◆ EXERCISE 1
Show every line in the rows below that contains the string "close", matching case exactly.

◆ TEXT SHOWN
►

Ever since experiencing the magic of Science Crazed, I've been on something of a shot-on-video kick. Any hunt for SOV isn't complete without running into the works of the Polonia Brothers. For those who are blissfully unaware, the Polonias are twin brothers (John passed away in 2008) who have had a very prolific output of zero budget video productions. Their work is often drenched in cheap gore and bad acting. Their passion shines through any technical limitations they might have and they've earned a legion (well, at least, a few hundreds) of fans as a result. Splatter Farm was their first feature and possibly their best.

The look on most people's faces after watching their first Polonia Brothers movie.
Splatter Farm begins with a young handyman, Jeremy (Todd Michael Smith) hacking a woman's corpse (or, at least, a very bloody dummy) to pieces inside a barn. That barn is situated at the destination of twin brothers Alan and Joesph (Mark and John Polonia). They've come to visit to visit their Aunt Lacy (Marion Costly) but now have unwittingly wandered into the sites of Lacy's crazy handyman. The brothers aren't too sharp and it takes them several corpses and a few dead ponies later to realize that something isn't right on Aunt's Lacy's farm.

Splatter Farm is out to push some buttons, and it attempts to do so with wild abandon. It conjures up severed head oral sex, sledgehammered ponies, blood, bugs, rotting skulls, and a healthy amount of poop just to name a few things. From the opening scene, this films exists to gross out the viewer.

I've heard of necking, but this is ridiculous.
Films that wall-to-wall gore and torture usually turn into pretty dull affairs unless there are some exceptional special effects being shown, but it is here where the Polonia magic starts to work. The effects in this film are never convincing, it transforms many scenes that might have had some weight into weirdly farcical moments, probably the most laugh-worthy being Jeremy's attempt to have sex with a decapitated head in the woods. Watching a man grin on a bloody manikin head for a full minute is horrifying, but probably not in the way intended. However, the copious cheap gore, the low fidelity image, and the barren farm all coalesce into something that is legitimately unsettling. I call this the Sledgehammer (1983) effect, making something so cheap and strange that eventually it becomes it's own panic inducing aesthetic, see also Things (1989) and Science Crazed (1991) for more on this phenomenon.

Later Polonia Brothers films would approach their subjects with a certain amount of humor, but Splatter Farm is deadly serious the whole way through. It sticks to its thin story and keeps things moving along. The acting is amateurish all the way around, but Todd Michael Smith shows the most range and that's good since he has to display various shades of crazy through the whole affair.

By no means is Splatter Farm an easy movie to watch, but if you've been bitten by the SOV bug, I feel that it is an essential one.

◄

◆ RECORDS FOR THIS TASK
►

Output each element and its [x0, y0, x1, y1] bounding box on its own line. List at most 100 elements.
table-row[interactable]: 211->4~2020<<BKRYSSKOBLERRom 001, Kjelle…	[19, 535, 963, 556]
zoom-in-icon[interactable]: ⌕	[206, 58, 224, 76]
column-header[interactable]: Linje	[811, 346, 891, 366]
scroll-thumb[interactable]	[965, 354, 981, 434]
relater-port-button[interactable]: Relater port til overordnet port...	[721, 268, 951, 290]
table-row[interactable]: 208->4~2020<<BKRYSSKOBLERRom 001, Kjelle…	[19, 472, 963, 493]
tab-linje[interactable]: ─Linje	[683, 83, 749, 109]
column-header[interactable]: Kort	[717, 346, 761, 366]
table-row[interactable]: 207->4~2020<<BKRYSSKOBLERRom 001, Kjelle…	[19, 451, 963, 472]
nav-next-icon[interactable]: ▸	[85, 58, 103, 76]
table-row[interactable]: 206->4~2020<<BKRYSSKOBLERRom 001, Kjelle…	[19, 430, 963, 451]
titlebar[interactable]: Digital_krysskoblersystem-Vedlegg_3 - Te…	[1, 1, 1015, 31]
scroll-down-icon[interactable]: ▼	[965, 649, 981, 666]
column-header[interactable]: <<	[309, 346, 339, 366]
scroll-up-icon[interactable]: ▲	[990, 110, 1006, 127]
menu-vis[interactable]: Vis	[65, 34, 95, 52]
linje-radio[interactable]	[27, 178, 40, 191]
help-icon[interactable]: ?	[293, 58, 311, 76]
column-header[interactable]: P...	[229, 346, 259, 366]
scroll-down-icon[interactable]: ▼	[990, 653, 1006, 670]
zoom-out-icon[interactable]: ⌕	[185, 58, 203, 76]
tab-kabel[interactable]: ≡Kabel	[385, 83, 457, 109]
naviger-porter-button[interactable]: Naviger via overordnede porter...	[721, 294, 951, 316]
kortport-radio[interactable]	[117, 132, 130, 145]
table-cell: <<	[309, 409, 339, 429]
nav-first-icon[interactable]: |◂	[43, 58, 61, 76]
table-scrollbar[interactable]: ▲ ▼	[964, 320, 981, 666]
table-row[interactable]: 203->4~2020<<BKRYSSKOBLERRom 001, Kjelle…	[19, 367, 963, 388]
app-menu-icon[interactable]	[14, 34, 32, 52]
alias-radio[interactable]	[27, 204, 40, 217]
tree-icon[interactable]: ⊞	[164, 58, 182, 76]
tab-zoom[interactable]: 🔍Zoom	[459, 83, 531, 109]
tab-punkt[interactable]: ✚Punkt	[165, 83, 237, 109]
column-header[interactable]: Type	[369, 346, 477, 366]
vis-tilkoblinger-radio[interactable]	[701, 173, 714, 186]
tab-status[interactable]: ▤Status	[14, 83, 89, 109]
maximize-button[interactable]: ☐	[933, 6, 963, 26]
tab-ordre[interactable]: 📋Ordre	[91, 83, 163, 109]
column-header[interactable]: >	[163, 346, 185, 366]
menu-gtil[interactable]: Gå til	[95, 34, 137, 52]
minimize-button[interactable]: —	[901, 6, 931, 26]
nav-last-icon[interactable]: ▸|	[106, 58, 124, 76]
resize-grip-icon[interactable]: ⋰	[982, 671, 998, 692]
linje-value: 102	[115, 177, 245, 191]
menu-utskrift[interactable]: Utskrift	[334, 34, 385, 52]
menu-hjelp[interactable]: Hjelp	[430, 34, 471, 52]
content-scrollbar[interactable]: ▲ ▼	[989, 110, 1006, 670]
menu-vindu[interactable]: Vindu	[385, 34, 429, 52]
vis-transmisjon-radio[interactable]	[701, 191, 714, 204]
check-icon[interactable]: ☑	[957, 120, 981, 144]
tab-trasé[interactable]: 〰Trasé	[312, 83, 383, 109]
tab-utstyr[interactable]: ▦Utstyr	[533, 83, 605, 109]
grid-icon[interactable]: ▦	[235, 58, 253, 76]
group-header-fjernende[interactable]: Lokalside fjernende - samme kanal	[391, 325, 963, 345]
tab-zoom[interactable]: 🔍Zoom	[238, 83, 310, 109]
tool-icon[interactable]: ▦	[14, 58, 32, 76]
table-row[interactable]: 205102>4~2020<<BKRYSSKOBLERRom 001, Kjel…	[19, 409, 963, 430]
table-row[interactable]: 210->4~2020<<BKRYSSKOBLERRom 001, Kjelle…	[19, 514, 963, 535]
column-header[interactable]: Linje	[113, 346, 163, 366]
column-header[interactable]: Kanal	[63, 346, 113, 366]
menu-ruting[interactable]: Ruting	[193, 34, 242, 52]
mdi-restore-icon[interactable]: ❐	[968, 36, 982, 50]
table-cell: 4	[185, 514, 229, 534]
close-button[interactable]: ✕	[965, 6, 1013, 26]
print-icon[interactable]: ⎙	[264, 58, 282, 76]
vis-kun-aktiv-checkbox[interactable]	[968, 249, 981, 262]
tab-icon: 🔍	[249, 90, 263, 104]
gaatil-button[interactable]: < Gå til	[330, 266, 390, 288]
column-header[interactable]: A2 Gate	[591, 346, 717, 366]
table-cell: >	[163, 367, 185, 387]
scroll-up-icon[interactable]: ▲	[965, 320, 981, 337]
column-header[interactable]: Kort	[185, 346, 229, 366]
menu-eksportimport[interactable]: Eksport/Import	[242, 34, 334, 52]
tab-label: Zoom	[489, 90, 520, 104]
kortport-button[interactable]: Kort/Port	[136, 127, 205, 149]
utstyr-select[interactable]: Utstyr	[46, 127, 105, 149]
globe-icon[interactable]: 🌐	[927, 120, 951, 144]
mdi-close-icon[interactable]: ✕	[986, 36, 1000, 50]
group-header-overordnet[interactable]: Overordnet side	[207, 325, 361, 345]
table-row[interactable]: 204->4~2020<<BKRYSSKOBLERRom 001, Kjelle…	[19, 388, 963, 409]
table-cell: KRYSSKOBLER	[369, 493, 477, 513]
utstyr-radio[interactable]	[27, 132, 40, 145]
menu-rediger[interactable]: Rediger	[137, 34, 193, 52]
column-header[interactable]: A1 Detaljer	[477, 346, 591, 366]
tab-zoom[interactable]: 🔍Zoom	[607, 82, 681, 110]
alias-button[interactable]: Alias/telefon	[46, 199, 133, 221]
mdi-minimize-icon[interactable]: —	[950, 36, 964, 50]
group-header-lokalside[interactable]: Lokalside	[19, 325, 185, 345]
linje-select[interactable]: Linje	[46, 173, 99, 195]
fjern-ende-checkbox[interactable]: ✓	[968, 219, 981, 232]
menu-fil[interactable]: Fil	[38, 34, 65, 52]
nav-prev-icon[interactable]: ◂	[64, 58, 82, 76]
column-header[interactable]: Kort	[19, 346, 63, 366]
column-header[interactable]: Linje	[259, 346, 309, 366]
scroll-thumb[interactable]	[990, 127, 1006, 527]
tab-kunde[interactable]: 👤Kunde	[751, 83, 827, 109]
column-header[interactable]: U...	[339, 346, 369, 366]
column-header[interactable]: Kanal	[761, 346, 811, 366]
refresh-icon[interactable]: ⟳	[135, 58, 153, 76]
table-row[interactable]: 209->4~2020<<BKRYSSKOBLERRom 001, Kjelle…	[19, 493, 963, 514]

◄

◆ EXERCISE 2
According to the review above, which actor plays the handyman Jeremy?

◆ CORRECT RESPONSE 1
close-button[interactable]: ✕	[965, 6, 1013, 26]
mdi-close-icon[interactable]: ✕	[986, 36, 1000, 50]

◆ CORRECT RESPONSE 2
Todd Michael Smith